* start *

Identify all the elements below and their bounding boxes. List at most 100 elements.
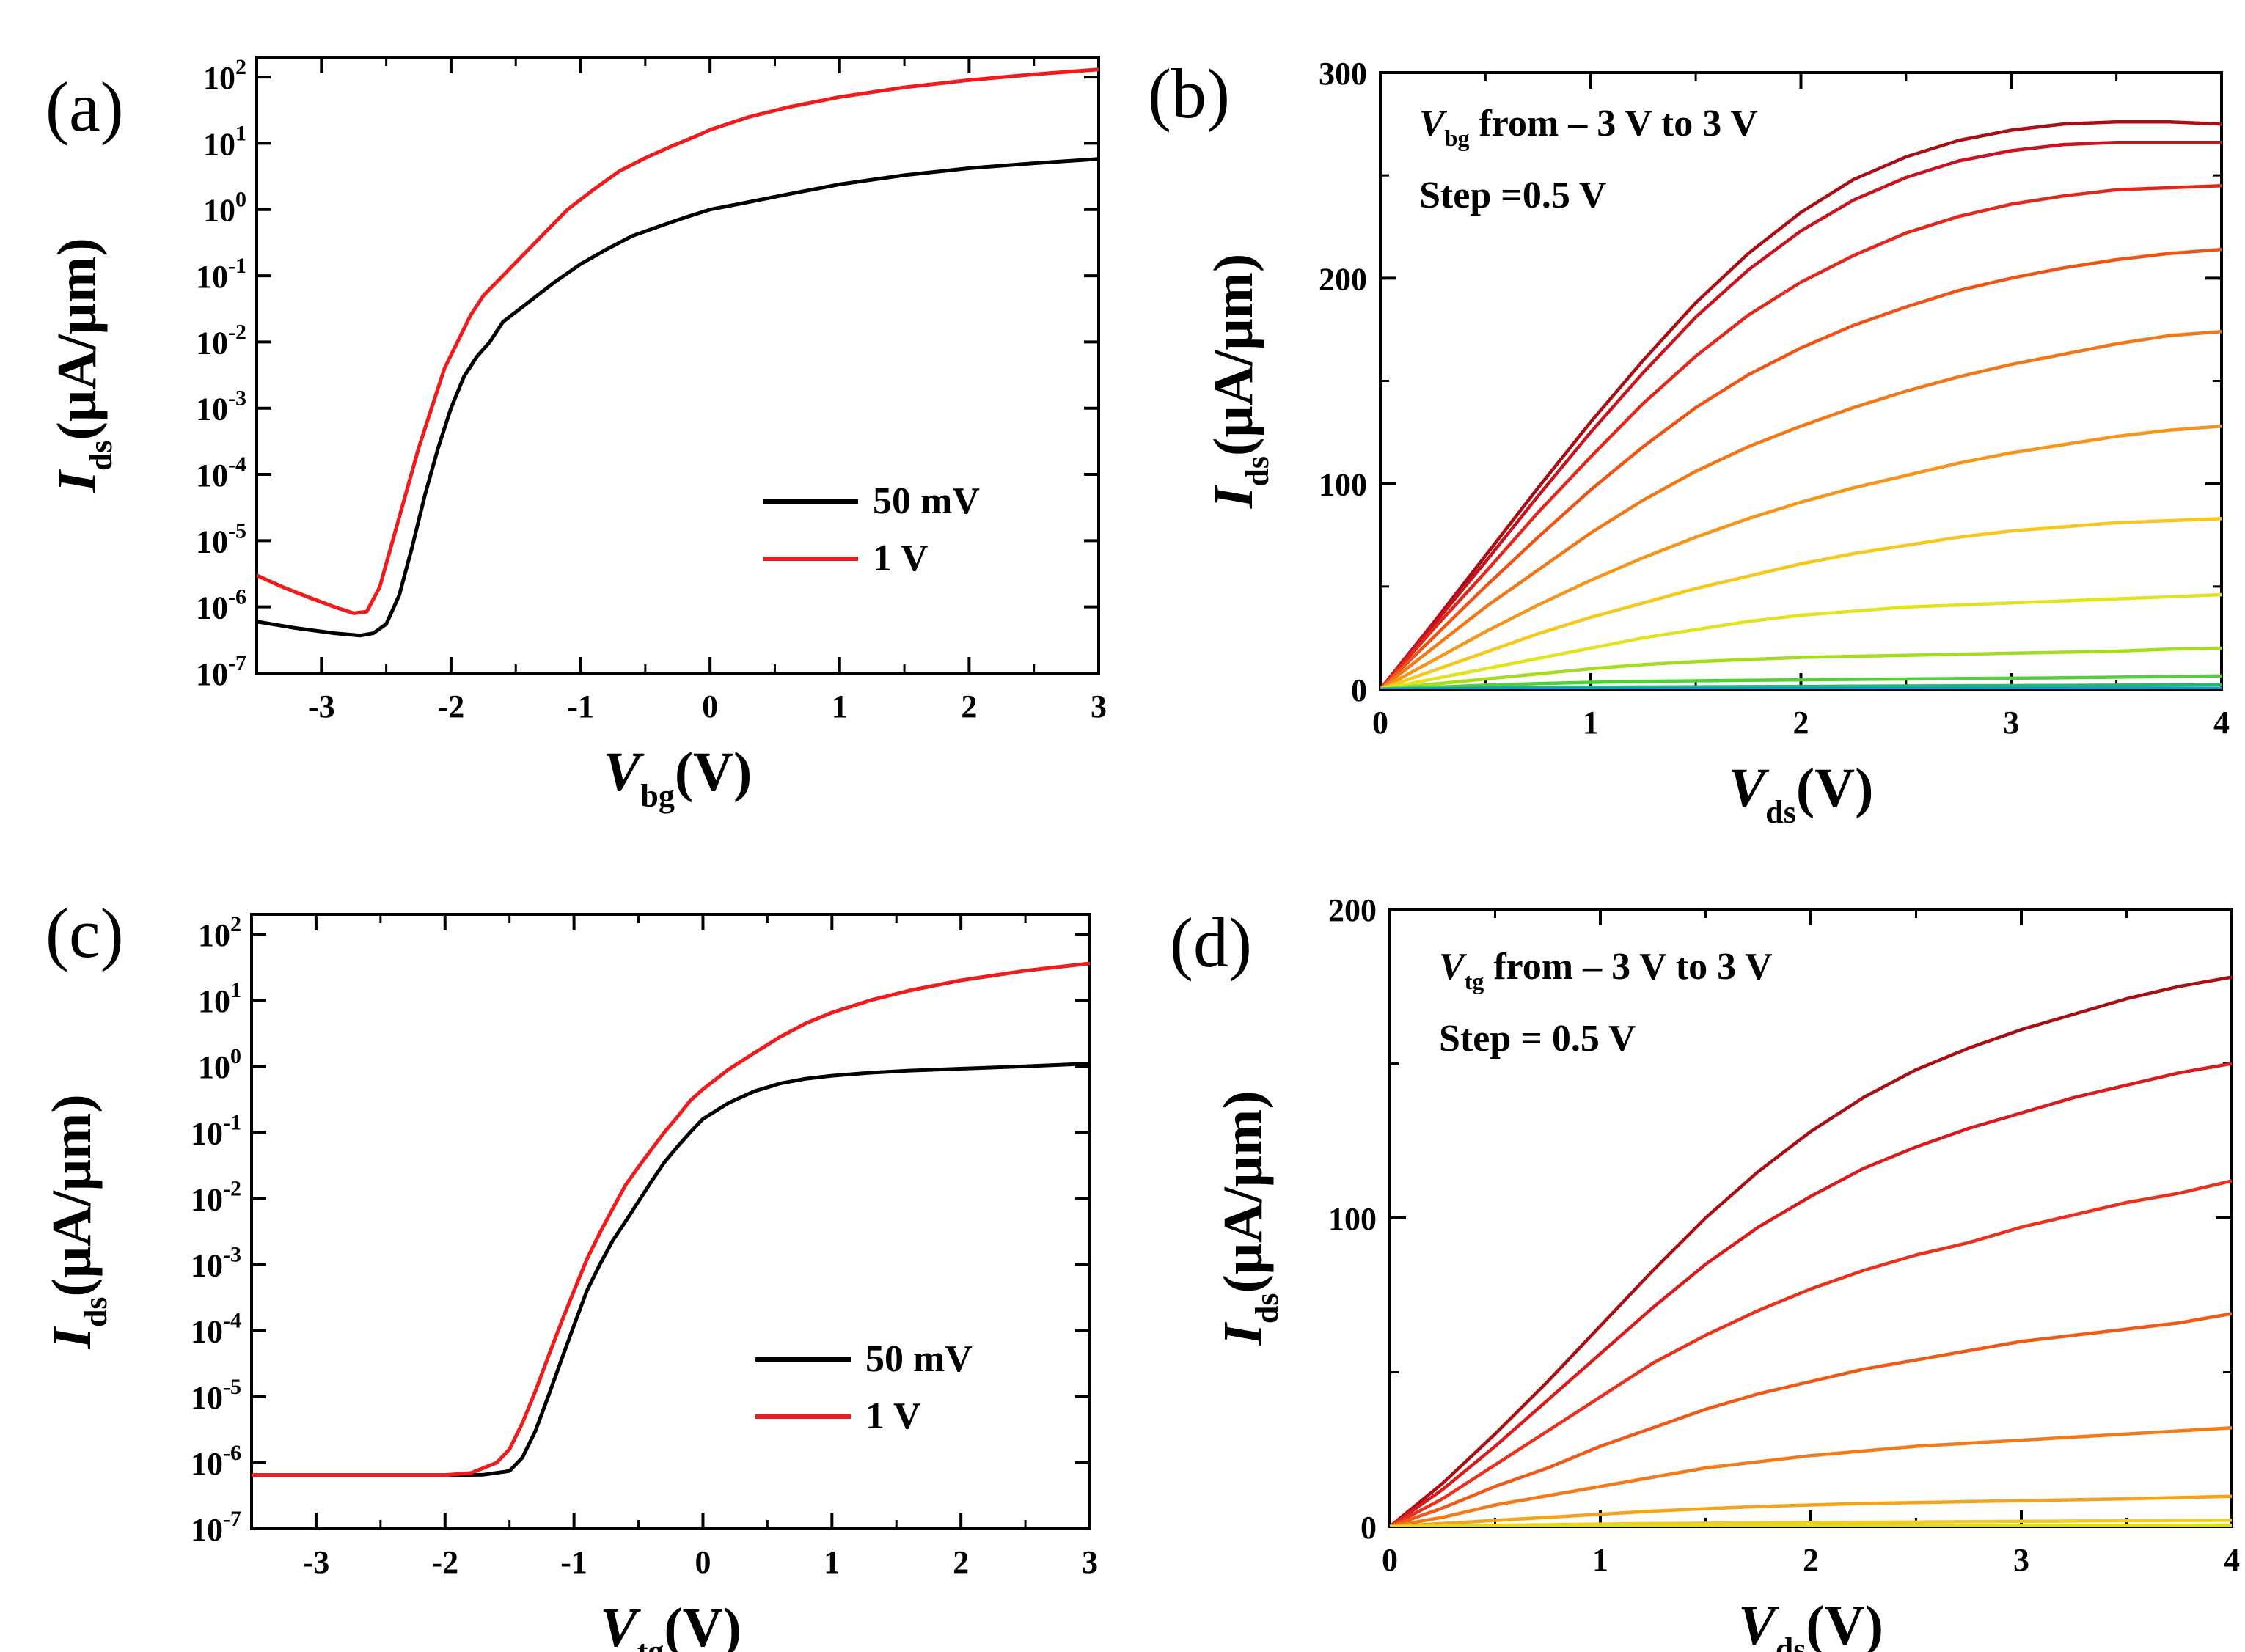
- series-line-b-2: [1380, 183, 2222, 689]
- series-line-c-1: [252, 961, 1090, 1477]
- y-label-subscript: ds: [78, 1296, 114, 1327]
- y-axis-label: Ids(μA/μm): [1203, 254, 1275, 509]
- y-tick-exponent: 0: [235, 188, 246, 212]
- x-tick-label: 0: [695, 1544, 711, 1580]
- annotation-line2: Step =0.5 V: [1419, 175, 1606, 216]
- y-tick-base: 10: [191, 1248, 223, 1284]
- x-label-unit: (V): [1796, 757, 1874, 819]
- y-tick-label: 10-4: [196, 452, 246, 493]
- panel-label: (d): [1170, 903, 1252, 982]
- y-tick-label: 10-1: [196, 254, 246, 295]
- x-axis: 0 1 2 3 4: [1372, 73, 2230, 741]
- annotation-line2: Step = 0.5 V: [1439, 1018, 1636, 1060]
- y-tick-label: 101: [198, 978, 241, 1019]
- x-tick-label: 2: [1803, 1542, 1819, 1578]
- y-tick-exponent: -3: [228, 386, 246, 411]
- x-axis-label: Vtg(V): [600, 1597, 741, 1652]
- y-tick-base: 10: [191, 1314, 223, 1350]
- series-line-b-3: [1380, 247, 2222, 689]
- x-label-symbol: V: [1738, 1595, 1779, 1652]
- y-axis-label: Ids(μA/μm): [1212, 1090, 1285, 1346]
- x-tick-label: -3: [303, 1544, 330, 1580]
- series-line-b-5: [1380, 424, 2222, 689]
- series-line-d-4: [1390, 1426, 2232, 1527]
- series-line-d-2: [1390, 1179, 2232, 1527]
- y-tick-label: 200: [1328, 892, 1377, 928]
- annotation-line1: Vbg from – 3 V to 3 V: [1419, 103, 1758, 151]
- x-label-unit: (V): [1806, 1595, 1883, 1652]
- y-tick-label: 100: [198, 1044, 241, 1085]
- series-group: [257, 67, 1099, 638]
- y-tick-base: 10: [203, 193, 235, 229]
- y-tick-label: 10-7: [191, 1507, 241, 1548]
- x-label-unit: (V): [675, 741, 752, 803]
- y-tick-exponent: 2: [230, 912, 241, 936]
- annotation-range: from – 3 V to 3 V: [1469, 103, 1757, 144]
- series-group: [1380, 120, 2222, 689]
- y-tick-exponent: -4: [223, 1309, 241, 1333]
- y-tick-label: 10-7: [196, 651, 246, 692]
- x-tick-label: 2: [961, 689, 977, 724]
- y-tick-base: 10: [191, 1512, 223, 1548]
- y-tick-base: 10: [196, 656, 228, 692]
- series-line-a-1: [257, 67, 1099, 615]
- plot-frame: [250, 913, 1091, 1530]
- x-tick-label: 3: [2013, 1542, 2029, 1578]
- series-line-b-6: [1380, 517, 2222, 689]
- x-label-symbol: V: [604, 741, 645, 803]
- y-tick-base: 10: [191, 1181, 223, 1217]
- series-line-d-3: [1390, 1312, 2232, 1527]
- y-tick-label: 102: [203, 55, 246, 96]
- y-tick-exponent: -5: [228, 518, 246, 543]
- y-tick-base: 10: [196, 392, 228, 427]
- plot-frame: [1379, 71, 2223, 691]
- x-label-symbol: V: [1729, 757, 1770, 819]
- x-tick-label: 1: [832, 689, 848, 724]
- series-line-b-1: [1380, 141, 2222, 689]
- y-label-unit: (μA/μm): [41, 1094, 103, 1296]
- y-tick-exponent: 0: [230, 1044, 241, 1068]
- y-tick-label: 10-5: [196, 518, 246, 559]
- y-tick-base: 10: [196, 458, 228, 493]
- y-tick-label: 10-6: [191, 1441, 241, 1482]
- y-label-symbol: I: [1212, 1322, 1274, 1346]
- x-tick-label: 3: [2003, 705, 2019, 741]
- y-tick-exponent: -1: [228, 254, 246, 278]
- x-axis-label: Vds(V): [1729, 757, 1874, 830]
- annotation: Vtg from – 3 V to 3 V Step = 0.5 V: [1439, 946, 1773, 1060]
- y-tick-base: 10: [196, 259, 228, 295]
- y-tick-exponent: -6: [223, 1441, 241, 1465]
- x-tick-label: 1: [824, 1544, 840, 1580]
- y-tick-exponent: 2: [235, 55, 246, 79]
- y-tick-base: 10: [196, 590, 228, 626]
- y-tick-base: 10: [203, 60, 235, 96]
- x-label-symbol: V: [600, 1597, 641, 1652]
- x-axis: 0 1 2 3 4: [1382, 909, 2240, 1578]
- x-tick-label: -1: [560, 1544, 587, 1580]
- x-tick-label: -1: [567, 689, 594, 724]
- x-tick-label: 2: [1793, 705, 1809, 741]
- series-group: [252, 961, 1090, 1477]
- y-label-symbol: I: [41, 1326, 103, 1350]
- x-axis-label: Vds(V): [1738, 1595, 1883, 1652]
- panel-label: (c): [45, 894, 124, 972]
- series-line-b-0: [1380, 120, 2222, 689]
- y-label-unit: (μA/μm): [1203, 254, 1264, 456]
- y-tick-exponent: 1: [235, 121, 246, 145]
- y-tick-base: 10: [196, 524, 228, 559]
- y-tick-label: 100: [1328, 1201, 1377, 1237]
- y-axis-label: Ids(μA/μm): [46, 238, 119, 493]
- panel-label: (a): [45, 67, 124, 146]
- x-label-subscript: bg: [640, 778, 674, 814]
- x-tick-label: -2: [431, 1544, 458, 1580]
- x-axis: -3 -2 -1 0 1 2 3: [255, 57, 1107, 724]
- y-tick-base: 10: [196, 325, 228, 361]
- series-line-a-0: [257, 157, 1099, 638]
- y-label-subscript: ds: [1239, 456, 1275, 487]
- y-tick-label: 200: [1319, 261, 1367, 297]
- panel-a: -3 -2 -1 0 1 2 310-710-610-510-410-310-210-110…: [45, 55, 1107, 814]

* end *

## Exercise instructions
Repeat the lines above word for word, but leave out the picture.

## Answer
Identify all the elements below and their bounding boxes. List at most 100 elements.
- series-line-b-2: [1380, 183, 2222, 689]
- series-line-c-1: [252, 961, 1090, 1477]
- y-label-subscript: ds: [78, 1296, 114, 1327]
- y-axis-label: Ids(μA/μm): [1203, 254, 1275, 509]
- y-tick-exponent: 0: [235, 188, 246, 212]
- x-tick-label: 0: [695, 1544, 711, 1580]
- annotation-line2: Step =0.5 V: [1419, 175, 1606, 216]
- y-tick-base: 10: [191, 1248, 223, 1284]
- x-label-unit: (V): [1796, 757, 1874, 819]
- y-tick-label: 10-4: [196, 452, 246, 493]
- panel-label: (d): [1170, 903, 1252, 982]
- y-tick-label: 10-1: [196, 254, 246, 295]
- x-axis: 0 1 2 3 4: [1372, 73, 2230, 741]
- annotation-line2: Step = 0.5 V: [1439, 1018, 1636, 1060]
- y-tick-label: 101: [198, 978, 241, 1019]
- x-tick-label: 2: [1803, 1542, 1819, 1578]
- y-tick-exponent: -3: [228, 386, 246, 411]
- x-axis-label: Vtg(V): [600, 1597, 741, 1652]
- y-tick-base: 10: [191, 1314, 223, 1350]
- series-line-b-3: [1380, 247, 2222, 689]
- x-label-symbol: V: [1738, 1595, 1779, 1652]
- y-axis-label: Ids(μA/μm): [1212, 1090, 1285, 1346]
- x-tick-label: -3: [303, 1544, 330, 1580]
- series-line-b-5: [1380, 424, 2222, 689]
- series-line-d-4: [1390, 1426, 2232, 1527]
- series-line-d-2: [1390, 1179, 2232, 1527]
- y-tick-label: 200: [1328, 892, 1377, 928]
- annotation-line1: Vbg from – 3 V to 3 V: [1419, 103, 1758, 151]
- x-label-unit: (V): [1806, 1595, 1883, 1652]
- y-tick-label: 100: [198, 1044, 241, 1085]
- series-group: [257, 67, 1099, 638]
- y-tick-base: 10: [203, 193, 235, 229]
- y-tick-label: 10-7: [191, 1507, 241, 1548]
- x-label-unit: (V): [675, 741, 752, 803]
- y-tick-exponent: 2: [230, 912, 241, 936]
- annotation-range: from – 3 V to 3 V: [1469, 103, 1757, 144]
- series-group: [1380, 120, 2222, 689]
- y-tick-exponent: -4: [223, 1309, 241, 1333]
- y-tick-label: 10-7: [196, 651, 246, 692]
- x-tick-label: 2: [961, 689, 977, 724]
- y-tick-base: 10: [191, 1512, 223, 1548]
- y-tick-base: 10: [196, 656, 228, 692]
- series-line-a-1: [257, 67, 1099, 615]
- plot-frame: [250, 913, 1091, 1530]
- x-tick-label: 3: [2013, 1542, 2029, 1578]
- series-line-b-6: [1380, 517, 2222, 689]
- x-label-symbol: V: [604, 741, 645, 803]
- y-tick-base: 10: [191, 1181, 223, 1217]
- series-line-d-3: [1390, 1312, 2232, 1527]
- y-tick-label: 102: [203, 55, 246, 96]
- y-tick-exponent: -5: [228, 518, 246, 543]
- y-tick-base: 10: [196, 392, 228, 427]
- plot-frame: [1379, 71, 2223, 691]
- x-label-symbol: V: [1729, 757, 1770, 819]
- x-tick-label: 1: [832, 689, 848, 724]
- series-line-b-1: [1380, 141, 2222, 689]
- y-label-unit: (μA/μm): [41, 1094, 103, 1296]
- y-tick-exponent: 0: [230, 1044, 241, 1068]
- y-tick-label: 10-5: [196, 518, 246, 559]
- y-tick-base: 10: [196, 458, 228, 493]
- y-tick-label: 10-6: [191, 1441, 241, 1482]
- y-label-symbol: I: [1212, 1322, 1274, 1346]
- x-tick-label: 3: [2003, 705, 2019, 741]
- y-tick-exponent: -1: [228, 254, 246, 278]
- x-axis-label: Vds(V): [1729, 757, 1874, 830]
- annotation: Vtg from – 3 V to 3 V Step = 0.5 V: [1439, 946, 1773, 1060]
- y-tick-base: 10: [196, 259, 228, 295]
- y-tick-exponent: -6: [223, 1441, 241, 1465]
- x-tick-label: 1: [824, 1544, 840, 1580]
- y-tick-exponent: 2: [235, 55, 246, 79]
- y-tick-base: 10: [196, 590, 228, 626]
- y-tick-base: 10: [203, 60, 235, 96]
- x-label-symbol: V: [600, 1597, 641, 1652]
- x-axis: 0 1 2 3 4: [1382, 909, 2240, 1578]
- x-tick-label: -1: [560, 1544, 587, 1580]
- x-tick-label: -1: [567, 689, 594, 724]
- x-tick-label: 2: [1793, 705, 1809, 741]
- series-group: [252, 961, 1090, 1477]
- y-label-symbol: I: [41, 1326, 103, 1350]
- x-axis-label: Vds(V): [1738, 1595, 1883, 1652]
- panel-label: (c): [45, 894, 124, 972]
- series-line-b-0: [1380, 120, 2222, 689]
- y-label-unit: (μA/μm): [1203, 254, 1264, 456]
- y-tick-exponent: 1: [235, 121, 246, 145]
- y-tick-base: 10: [196, 524, 228, 559]
- y-tick-label: 100: [1328, 1201, 1377, 1237]
- y-axis-label: Ids(μA/μm): [46, 238, 119, 493]
- panel-label: (a): [45, 67, 124, 146]
- x-label-subscript: bg: [640, 778, 674, 814]
- x-tick-label: -2: [431, 1544, 458, 1580]
- x-axis: -3 -2 -1 0 1 2 3: [255, 57, 1107, 724]
- y-tick-base: 10: [196, 325, 228, 361]
- series-line-a-0: [257, 157, 1099, 638]
- y-label-subscript: ds: [1239, 456, 1275, 487]
- y-tick-label: 200: [1319, 261, 1367, 297]
- panel-a: -3 -2 -1 0 1 2 310-710-610-510-410-310-210-110…: [45, 55, 1107, 814]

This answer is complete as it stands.